Data shown:

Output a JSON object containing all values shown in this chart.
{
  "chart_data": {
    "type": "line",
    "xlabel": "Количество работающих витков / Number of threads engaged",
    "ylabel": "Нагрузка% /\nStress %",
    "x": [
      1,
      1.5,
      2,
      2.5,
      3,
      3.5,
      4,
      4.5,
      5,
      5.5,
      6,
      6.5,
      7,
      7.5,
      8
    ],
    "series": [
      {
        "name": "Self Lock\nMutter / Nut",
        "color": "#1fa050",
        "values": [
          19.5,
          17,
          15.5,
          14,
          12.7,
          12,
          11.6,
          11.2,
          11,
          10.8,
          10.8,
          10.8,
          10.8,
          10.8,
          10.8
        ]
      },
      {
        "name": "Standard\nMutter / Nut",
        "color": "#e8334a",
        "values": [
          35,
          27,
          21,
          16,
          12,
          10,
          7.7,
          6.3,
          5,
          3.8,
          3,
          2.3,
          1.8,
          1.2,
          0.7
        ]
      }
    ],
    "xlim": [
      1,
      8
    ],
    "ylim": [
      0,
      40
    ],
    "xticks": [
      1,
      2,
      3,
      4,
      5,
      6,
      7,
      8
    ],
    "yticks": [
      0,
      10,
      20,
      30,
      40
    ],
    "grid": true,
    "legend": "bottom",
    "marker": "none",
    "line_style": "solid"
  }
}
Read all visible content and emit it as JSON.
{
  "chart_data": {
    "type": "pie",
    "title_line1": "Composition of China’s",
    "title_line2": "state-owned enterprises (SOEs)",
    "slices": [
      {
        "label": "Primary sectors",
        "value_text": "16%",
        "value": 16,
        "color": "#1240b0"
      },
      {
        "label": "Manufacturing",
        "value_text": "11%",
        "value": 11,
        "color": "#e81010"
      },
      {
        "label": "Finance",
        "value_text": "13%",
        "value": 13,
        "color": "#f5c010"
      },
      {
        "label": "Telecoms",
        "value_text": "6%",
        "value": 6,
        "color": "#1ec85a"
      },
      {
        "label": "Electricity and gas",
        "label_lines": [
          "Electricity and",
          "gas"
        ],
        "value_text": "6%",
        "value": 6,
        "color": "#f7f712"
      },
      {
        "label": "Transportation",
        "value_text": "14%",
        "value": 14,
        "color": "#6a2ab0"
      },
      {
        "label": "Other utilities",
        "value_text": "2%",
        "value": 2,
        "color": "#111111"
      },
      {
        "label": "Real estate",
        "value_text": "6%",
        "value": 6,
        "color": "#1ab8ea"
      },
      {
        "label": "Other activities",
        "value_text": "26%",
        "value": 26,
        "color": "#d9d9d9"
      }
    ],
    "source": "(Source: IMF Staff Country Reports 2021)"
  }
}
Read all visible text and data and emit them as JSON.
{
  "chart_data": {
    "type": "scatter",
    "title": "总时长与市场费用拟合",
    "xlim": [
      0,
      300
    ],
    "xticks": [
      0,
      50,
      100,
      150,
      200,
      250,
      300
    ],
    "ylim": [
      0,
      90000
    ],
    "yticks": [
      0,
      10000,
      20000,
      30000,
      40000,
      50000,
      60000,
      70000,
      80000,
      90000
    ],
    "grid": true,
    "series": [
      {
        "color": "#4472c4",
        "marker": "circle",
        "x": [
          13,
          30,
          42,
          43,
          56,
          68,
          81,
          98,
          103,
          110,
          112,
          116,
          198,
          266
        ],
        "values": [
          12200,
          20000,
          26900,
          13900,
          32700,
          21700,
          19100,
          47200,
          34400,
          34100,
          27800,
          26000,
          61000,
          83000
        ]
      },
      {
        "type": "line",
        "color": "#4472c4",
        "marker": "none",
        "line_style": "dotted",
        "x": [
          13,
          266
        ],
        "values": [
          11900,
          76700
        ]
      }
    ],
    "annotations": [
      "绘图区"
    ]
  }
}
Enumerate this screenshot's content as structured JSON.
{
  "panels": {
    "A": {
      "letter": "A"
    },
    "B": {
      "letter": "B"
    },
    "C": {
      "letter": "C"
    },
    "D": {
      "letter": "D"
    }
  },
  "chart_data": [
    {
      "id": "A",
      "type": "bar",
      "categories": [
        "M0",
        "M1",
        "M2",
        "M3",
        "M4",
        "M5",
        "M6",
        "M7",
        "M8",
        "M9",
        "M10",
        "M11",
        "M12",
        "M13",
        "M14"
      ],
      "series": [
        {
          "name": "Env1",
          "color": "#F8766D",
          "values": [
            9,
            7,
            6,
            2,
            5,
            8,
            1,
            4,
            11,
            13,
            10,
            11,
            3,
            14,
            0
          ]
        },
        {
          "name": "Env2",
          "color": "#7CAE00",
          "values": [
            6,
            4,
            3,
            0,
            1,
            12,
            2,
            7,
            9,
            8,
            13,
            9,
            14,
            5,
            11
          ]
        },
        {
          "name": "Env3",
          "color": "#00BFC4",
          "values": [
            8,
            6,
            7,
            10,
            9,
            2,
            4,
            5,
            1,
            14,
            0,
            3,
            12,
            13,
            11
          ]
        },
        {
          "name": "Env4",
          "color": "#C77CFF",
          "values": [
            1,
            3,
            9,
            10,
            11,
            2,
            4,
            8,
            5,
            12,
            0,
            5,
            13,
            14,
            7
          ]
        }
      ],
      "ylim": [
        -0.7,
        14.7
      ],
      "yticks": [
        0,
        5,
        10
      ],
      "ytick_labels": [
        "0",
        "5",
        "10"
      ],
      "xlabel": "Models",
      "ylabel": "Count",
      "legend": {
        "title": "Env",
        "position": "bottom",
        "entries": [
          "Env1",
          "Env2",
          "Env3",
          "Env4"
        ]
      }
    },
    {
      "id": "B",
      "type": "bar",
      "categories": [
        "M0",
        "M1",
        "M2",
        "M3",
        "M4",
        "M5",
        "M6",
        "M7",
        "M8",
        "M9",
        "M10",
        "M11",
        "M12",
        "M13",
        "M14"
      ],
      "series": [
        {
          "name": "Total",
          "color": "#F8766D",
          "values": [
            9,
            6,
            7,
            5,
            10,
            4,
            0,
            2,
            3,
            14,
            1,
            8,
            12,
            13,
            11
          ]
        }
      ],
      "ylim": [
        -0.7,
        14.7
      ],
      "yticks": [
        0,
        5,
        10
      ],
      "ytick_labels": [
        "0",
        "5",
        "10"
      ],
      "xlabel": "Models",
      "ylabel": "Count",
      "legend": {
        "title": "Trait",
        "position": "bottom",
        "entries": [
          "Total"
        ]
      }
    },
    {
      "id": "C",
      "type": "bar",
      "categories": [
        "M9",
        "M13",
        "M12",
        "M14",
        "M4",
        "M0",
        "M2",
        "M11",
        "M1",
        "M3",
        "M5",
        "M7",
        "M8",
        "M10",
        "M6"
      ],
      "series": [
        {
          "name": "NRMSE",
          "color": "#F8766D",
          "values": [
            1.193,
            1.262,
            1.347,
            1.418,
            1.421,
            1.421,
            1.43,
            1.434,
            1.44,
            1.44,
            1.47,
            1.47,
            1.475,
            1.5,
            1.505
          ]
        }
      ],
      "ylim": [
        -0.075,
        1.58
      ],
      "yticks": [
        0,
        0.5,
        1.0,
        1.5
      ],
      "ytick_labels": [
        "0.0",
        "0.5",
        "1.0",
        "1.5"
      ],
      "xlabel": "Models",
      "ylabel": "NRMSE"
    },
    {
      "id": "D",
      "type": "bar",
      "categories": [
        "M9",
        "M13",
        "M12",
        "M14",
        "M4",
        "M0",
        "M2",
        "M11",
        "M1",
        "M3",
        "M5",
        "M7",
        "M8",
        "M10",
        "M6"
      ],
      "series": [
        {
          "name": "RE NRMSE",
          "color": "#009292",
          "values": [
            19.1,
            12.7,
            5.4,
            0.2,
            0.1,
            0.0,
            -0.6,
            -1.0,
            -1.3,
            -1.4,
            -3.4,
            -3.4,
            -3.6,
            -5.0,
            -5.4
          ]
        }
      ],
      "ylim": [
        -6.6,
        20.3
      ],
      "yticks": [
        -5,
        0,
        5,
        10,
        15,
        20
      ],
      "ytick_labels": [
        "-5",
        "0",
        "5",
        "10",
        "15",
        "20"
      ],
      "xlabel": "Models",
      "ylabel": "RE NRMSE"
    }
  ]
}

Exercise aim:
From the entries, report each line that includes the word "NRMSE".

Solution to this task:
          "name": "NRMSE",
      "ylabel": "NRMSE"
          "name": "RE NRMSE",
      "ylabel": "RE NRMSE"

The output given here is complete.